> DATA TO USE
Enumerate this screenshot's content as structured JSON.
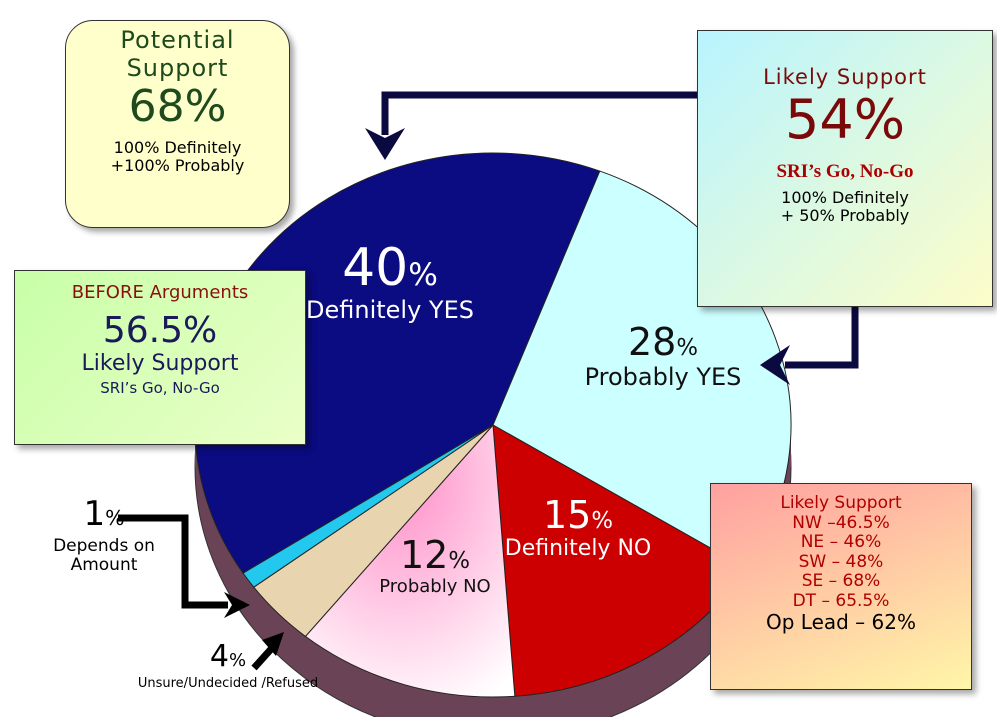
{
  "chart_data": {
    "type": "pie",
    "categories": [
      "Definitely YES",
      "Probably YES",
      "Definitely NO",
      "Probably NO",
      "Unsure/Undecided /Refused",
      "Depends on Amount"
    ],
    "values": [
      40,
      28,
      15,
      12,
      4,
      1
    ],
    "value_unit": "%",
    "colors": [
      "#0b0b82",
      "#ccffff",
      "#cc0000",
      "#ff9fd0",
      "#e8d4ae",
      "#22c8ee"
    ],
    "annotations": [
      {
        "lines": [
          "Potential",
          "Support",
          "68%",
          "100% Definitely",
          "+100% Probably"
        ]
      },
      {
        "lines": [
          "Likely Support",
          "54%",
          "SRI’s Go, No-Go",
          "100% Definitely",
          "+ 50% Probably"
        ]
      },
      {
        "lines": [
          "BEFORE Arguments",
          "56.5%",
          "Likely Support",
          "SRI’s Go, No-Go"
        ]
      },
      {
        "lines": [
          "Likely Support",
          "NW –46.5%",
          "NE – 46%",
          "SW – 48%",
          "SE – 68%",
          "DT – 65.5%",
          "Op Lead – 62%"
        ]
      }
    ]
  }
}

--

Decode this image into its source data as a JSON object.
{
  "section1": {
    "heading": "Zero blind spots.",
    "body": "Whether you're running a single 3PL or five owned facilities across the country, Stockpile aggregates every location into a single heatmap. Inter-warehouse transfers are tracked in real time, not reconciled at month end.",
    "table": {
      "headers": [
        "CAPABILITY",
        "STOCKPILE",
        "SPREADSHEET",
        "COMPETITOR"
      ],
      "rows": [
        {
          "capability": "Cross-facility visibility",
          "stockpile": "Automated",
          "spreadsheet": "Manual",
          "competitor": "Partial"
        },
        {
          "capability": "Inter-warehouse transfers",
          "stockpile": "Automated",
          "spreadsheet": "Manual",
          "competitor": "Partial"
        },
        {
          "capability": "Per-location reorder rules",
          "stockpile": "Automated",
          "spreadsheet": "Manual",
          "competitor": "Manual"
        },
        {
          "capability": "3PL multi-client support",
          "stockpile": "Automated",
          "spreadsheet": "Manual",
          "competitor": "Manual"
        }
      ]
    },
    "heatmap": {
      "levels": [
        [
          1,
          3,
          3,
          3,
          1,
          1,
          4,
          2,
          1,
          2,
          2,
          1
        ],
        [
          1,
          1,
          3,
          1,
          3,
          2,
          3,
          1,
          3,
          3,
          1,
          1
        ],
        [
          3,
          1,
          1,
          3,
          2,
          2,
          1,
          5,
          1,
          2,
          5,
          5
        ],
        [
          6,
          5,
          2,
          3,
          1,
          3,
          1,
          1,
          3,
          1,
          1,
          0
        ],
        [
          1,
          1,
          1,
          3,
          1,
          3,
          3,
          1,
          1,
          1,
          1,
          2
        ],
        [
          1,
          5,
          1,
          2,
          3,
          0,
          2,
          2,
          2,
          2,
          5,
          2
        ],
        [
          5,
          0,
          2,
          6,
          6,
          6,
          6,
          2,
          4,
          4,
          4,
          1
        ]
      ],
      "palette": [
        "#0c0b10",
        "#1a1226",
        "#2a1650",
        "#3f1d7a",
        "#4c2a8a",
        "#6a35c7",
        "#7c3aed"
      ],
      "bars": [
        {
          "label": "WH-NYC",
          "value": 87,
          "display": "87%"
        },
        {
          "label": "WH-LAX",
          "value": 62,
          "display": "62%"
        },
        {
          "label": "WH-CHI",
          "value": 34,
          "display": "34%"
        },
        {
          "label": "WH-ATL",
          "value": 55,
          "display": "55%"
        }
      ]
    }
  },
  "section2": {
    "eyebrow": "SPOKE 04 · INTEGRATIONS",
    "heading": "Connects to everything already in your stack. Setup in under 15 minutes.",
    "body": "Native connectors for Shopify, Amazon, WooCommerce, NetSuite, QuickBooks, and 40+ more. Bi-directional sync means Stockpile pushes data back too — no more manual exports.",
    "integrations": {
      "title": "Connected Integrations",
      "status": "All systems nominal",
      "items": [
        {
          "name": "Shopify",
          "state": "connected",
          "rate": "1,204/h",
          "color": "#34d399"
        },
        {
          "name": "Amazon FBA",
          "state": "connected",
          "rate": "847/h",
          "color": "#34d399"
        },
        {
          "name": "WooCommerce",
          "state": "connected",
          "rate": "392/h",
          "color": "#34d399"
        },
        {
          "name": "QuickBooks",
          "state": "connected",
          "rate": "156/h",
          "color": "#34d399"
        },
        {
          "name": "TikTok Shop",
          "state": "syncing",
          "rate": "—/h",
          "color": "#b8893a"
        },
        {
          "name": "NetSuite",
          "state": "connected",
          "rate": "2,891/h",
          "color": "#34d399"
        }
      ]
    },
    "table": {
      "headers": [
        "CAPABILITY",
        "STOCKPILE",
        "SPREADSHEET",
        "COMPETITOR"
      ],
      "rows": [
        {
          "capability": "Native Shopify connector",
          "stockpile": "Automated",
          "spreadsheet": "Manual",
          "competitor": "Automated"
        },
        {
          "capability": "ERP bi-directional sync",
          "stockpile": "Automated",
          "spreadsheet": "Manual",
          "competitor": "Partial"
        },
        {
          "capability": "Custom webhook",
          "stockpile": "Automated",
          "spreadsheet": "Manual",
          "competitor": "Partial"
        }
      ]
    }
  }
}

> WHAT TO PRODUCE
Whichever lines contain the string "directional", select and copy them.

> SOLUTION FOR THIS TASK
    "body": "Native connectors for Shopify, Amazon, WooCommerce, NetSuite, QuickBooks, and 40+ more. Bi-directional sync means Stockpile pushes data back too — no more manual exports.",
          "capability": "ERP bi-directional sync",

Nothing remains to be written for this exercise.